Given request – Write the material out again, line by line, exactly as it is.

(Stored data)
____________

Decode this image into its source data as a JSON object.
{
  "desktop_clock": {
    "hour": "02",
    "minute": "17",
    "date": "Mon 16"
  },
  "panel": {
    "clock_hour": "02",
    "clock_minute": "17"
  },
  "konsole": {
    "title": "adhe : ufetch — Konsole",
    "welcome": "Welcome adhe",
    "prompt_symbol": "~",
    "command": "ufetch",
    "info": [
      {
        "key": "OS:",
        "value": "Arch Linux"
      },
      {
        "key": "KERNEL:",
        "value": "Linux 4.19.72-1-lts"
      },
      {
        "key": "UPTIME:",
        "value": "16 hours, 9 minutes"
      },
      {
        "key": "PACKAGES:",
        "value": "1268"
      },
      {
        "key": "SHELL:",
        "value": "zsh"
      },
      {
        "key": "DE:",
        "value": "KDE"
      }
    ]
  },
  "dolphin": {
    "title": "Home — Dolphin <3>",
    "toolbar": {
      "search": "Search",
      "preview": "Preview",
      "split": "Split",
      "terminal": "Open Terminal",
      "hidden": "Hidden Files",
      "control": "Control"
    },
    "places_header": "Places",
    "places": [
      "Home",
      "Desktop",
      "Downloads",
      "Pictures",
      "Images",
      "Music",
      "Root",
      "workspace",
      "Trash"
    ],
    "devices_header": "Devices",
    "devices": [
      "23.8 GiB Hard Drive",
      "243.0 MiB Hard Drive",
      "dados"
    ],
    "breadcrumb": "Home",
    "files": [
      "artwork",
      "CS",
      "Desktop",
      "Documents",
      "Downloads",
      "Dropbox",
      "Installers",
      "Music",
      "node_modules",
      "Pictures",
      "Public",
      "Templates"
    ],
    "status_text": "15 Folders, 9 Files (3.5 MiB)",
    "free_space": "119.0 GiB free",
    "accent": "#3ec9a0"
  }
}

____________

Solution for this problem –
Decode this image into its source data as a JSON object.
{
  "desktop_clock": {
    "hour": "02",
    "minute": "17",
    "date": "Mon 16"
  },
  "panel": {
    "clock_hour": "02",
    "clock_minute": "17"
  },
  "konsole": {
    "title": "adhe : ufetch — Konsole",
    "welcome": "Welcome adhe",
    "prompt_symbol": "~",
    "command": "ufetch",
    "info": [
      {
        "key": "OS:",
        "value": "Arch Linux"
      },
      {
        "key": "KERNEL:",
        "value": "Linux 4.19.72-1-lts"
      },
      {
        "key": "UPTIME:",
        "value": "16 hours, 9 minutes"
      },
      {
        "key": "PACKAGES:",
        "value": "1268"
      },
      {
        "key": "SHELL:",
        "value": "zsh"
      },
      {
        "key": "DE:",
        "value": "KDE"
      }
    ]
  },
  "dolphin": {
    "title": "Home — Dolphin <3>",
    "toolbar": {
      "search": "Search",
      "preview": "Preview",
      "split": "Split",
      "terminal": "Open Terminal",
      "hidden": "Hidden Files",
      "control": "Control"
    },
    "places_header": "Places",
    "places": [
      "Home",
      "Desktop",
      "Downloads",
      "Pictures",
      "Images",
      "Music",
      "Root",
      "workspace",
      "Trash"
    ],
    "devices_header": "Devices",
    "devices": [
      "23.8 GiB Hard Drive",
      "243.0 MiB Hard Drive",
      "dados"
    ],
    "breadcrumb": "Home",
    "files": [
      "artwork",
      "CS",
      "Desktop",
      "Documents",
      "Downloads",
      "Dropbox",
      "Installers",
      "Music",
      "node_modules",
      "Pictures",
      "Public",
      "Templates"
    ],
    "status_text": "15 Folders, 9 Files (3.5 MiB)",
    "free_space": "119.0 GiB free",
    "accent": "#3ec9a0"
  }
}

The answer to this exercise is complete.